**TASK TO COMPLETE**
Reproduce the entries below verbatim, starting at the first line and ending at the line that contains "person-name: Dr. med. Rolf-Eckart", including both.

**DATA RECORDS**
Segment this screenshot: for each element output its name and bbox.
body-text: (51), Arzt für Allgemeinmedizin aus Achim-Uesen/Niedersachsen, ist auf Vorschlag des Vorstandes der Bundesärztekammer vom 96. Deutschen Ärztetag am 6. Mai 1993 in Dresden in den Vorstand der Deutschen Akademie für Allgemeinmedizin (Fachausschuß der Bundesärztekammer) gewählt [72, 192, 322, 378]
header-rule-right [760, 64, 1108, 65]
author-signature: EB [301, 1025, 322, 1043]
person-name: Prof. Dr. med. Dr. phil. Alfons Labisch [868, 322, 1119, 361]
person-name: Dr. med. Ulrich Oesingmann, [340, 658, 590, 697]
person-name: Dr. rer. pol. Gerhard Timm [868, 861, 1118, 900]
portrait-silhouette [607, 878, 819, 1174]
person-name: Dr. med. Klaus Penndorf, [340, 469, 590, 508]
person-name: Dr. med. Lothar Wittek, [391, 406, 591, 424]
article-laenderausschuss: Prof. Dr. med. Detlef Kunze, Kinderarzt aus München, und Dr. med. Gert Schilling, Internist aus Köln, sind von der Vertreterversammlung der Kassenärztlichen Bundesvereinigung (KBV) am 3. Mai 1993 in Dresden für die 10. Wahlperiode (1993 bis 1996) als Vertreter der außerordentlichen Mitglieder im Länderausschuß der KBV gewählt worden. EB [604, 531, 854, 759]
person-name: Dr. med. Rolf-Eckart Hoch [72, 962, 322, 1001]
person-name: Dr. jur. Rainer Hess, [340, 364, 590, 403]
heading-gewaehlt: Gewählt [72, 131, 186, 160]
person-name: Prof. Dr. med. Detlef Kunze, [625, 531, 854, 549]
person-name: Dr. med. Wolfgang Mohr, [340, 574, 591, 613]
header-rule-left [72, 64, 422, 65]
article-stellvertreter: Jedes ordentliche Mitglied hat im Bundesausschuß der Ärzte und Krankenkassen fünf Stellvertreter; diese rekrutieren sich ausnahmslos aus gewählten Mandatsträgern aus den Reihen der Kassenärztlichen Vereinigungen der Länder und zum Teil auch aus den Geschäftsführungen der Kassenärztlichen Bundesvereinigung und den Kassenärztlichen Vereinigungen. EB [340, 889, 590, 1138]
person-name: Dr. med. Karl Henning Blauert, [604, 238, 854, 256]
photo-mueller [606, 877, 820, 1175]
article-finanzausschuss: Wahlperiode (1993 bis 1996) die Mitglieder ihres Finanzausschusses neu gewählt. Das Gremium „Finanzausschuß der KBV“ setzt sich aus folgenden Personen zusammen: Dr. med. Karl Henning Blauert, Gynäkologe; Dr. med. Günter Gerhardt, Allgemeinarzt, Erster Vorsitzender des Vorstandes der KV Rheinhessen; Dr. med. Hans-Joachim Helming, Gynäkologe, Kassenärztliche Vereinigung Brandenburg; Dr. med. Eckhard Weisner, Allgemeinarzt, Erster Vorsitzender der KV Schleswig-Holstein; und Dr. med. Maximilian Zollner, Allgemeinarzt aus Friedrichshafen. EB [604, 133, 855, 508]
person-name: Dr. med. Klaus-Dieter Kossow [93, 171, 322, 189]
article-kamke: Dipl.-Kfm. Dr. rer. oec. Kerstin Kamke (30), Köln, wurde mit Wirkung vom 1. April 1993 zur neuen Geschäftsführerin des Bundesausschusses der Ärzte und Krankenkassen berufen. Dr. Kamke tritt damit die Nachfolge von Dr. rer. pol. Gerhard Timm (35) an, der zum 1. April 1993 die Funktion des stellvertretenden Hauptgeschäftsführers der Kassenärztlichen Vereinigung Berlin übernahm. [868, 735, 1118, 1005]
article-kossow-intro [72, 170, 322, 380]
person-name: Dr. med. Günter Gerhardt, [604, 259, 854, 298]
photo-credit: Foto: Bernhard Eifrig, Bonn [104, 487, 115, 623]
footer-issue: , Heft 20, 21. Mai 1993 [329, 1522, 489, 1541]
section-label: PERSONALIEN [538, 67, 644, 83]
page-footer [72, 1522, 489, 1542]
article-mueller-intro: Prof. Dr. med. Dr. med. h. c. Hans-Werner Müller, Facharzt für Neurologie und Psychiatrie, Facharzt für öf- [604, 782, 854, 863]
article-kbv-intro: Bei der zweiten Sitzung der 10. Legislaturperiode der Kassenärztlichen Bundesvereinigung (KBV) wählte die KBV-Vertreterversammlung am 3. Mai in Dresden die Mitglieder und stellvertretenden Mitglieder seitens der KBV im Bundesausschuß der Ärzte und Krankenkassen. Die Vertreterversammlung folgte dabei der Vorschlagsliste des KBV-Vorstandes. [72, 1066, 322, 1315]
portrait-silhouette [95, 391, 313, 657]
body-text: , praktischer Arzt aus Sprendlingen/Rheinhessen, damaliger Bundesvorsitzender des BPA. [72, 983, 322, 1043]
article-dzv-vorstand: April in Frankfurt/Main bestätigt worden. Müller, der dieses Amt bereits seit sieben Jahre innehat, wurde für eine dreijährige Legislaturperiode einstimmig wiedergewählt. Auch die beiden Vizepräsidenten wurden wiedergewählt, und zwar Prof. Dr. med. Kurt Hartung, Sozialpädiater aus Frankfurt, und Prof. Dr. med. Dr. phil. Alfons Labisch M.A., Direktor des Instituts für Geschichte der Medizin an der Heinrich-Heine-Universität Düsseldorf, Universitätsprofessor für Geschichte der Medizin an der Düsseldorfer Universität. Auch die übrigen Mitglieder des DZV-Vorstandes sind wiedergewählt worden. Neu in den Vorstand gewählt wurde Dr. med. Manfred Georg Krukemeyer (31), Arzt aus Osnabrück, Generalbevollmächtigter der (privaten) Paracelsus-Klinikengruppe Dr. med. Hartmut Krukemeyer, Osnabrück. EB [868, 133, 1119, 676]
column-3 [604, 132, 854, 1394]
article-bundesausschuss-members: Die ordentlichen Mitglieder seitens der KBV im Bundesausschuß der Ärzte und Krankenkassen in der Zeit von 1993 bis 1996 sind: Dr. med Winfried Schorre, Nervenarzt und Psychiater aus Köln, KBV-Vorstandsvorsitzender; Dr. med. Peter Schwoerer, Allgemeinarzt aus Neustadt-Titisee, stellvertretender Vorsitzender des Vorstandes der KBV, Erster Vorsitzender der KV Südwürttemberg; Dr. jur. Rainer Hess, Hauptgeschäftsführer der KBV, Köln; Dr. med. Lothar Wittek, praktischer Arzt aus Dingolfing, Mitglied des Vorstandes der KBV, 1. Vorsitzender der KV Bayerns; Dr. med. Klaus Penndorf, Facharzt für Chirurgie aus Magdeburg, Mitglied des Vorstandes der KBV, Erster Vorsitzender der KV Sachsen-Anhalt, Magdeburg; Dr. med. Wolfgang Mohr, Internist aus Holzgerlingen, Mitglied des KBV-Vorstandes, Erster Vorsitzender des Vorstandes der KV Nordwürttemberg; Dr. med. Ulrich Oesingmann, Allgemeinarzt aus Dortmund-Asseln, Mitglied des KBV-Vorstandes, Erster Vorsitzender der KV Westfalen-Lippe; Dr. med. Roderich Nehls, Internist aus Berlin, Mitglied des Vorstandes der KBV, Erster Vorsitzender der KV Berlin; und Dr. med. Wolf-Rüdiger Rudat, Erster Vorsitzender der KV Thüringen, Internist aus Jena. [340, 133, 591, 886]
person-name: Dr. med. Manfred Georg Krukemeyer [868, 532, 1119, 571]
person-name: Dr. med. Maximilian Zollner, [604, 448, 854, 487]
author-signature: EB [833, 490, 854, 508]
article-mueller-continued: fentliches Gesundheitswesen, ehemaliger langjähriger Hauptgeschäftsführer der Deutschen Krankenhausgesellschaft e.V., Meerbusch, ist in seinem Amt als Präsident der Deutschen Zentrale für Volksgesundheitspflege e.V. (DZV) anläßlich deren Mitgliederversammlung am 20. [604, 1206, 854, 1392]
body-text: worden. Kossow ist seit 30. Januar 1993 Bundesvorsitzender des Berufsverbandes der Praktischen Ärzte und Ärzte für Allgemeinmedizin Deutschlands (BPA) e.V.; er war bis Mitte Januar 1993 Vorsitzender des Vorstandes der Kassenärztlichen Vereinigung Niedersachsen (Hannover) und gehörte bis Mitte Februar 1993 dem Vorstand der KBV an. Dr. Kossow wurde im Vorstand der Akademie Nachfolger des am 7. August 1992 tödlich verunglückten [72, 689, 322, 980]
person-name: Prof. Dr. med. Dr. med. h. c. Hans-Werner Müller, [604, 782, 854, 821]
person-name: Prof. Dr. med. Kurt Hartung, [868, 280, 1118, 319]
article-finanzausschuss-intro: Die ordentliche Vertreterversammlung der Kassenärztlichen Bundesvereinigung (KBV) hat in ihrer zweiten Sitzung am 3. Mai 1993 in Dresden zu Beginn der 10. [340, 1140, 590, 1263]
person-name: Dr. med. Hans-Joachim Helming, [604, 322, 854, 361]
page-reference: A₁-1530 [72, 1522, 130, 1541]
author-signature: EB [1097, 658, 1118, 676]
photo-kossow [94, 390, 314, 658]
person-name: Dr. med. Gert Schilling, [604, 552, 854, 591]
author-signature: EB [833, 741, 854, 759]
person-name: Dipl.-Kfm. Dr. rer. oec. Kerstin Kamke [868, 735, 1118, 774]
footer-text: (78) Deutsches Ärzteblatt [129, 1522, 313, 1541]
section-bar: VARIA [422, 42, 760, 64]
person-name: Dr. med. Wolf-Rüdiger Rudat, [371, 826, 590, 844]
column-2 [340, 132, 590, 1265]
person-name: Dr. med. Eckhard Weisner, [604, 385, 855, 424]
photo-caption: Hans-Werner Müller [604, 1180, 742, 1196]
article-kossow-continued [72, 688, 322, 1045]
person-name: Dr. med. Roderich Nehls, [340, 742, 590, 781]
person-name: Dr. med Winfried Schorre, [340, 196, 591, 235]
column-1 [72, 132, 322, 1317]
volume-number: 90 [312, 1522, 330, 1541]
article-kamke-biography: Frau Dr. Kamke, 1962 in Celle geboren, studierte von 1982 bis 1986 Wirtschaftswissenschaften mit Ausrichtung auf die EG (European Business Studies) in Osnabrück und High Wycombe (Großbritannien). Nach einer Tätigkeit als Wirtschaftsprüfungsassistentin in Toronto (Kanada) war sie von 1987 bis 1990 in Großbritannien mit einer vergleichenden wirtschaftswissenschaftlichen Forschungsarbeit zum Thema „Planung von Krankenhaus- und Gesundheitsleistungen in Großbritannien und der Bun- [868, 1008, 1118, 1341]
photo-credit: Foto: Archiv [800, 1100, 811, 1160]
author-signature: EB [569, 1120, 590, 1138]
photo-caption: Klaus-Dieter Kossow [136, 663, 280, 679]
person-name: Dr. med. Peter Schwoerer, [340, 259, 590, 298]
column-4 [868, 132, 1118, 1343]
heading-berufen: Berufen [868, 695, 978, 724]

**RESPONSE FOR THIS EXERCISE**
Segment this screenshot: for each element output its name and bbox.
body-text: (51), Arzt für Allgemeinmedizin aus Achim-Uesen/Niedersachsen, ist auf Vorschlag des Vorstandes der Bundesärztekammer vom 96. Deutschen Ärztetag am 6. Mai 1993 in Dresden in den Vorstand der Deutschen Akademie für Allgemeinmedizin (Fachausschuß der Bundesärztekammer) gewählt [72, 192, 322, 378]
header-rule-right [760, 64, 1108, 65]
author-signature: EB [301, 1025, 322, 1043]
person-name: Prof. Dr. med. Dr. phil. Alfons Labisch [868, 322, 1119, 361]
person-name: Dr. med. Ulrich Oesingmann, [340, 658, 590, 697]
person-name: Dr. rer. pol. Gerhard Timm [868, 861, 1118, 900]
portrait-silhouette [607, 878, 819, 1174]
person-name: Dr. med. Klaus Penndorf, [340, 469, 590, 508]
person-name: Dr. med. Lothar Wittek, [391, 406, 591, 424]
article-laenderausschuss: Prof. Dr. med. Detlef Kunze, Kinderarzt aus München, und Dr. med. Gert Schilling, Internist aus Köln, sind von der Vertreterversammlung der Kassenärztlichen Bundesvereinigung (KBV) am 3. Mai 1993 in Dresden für die 10. Wahlperiode (1993 bis 1996) als Vertreter der außerordentlichen Mitglieder im Länderausschuß der KBV gewählt worden. EB [604, 531, 854, 759]
person-name: Dr. med. Rolf-Eckart Hoch [72, 962, 322, 1001]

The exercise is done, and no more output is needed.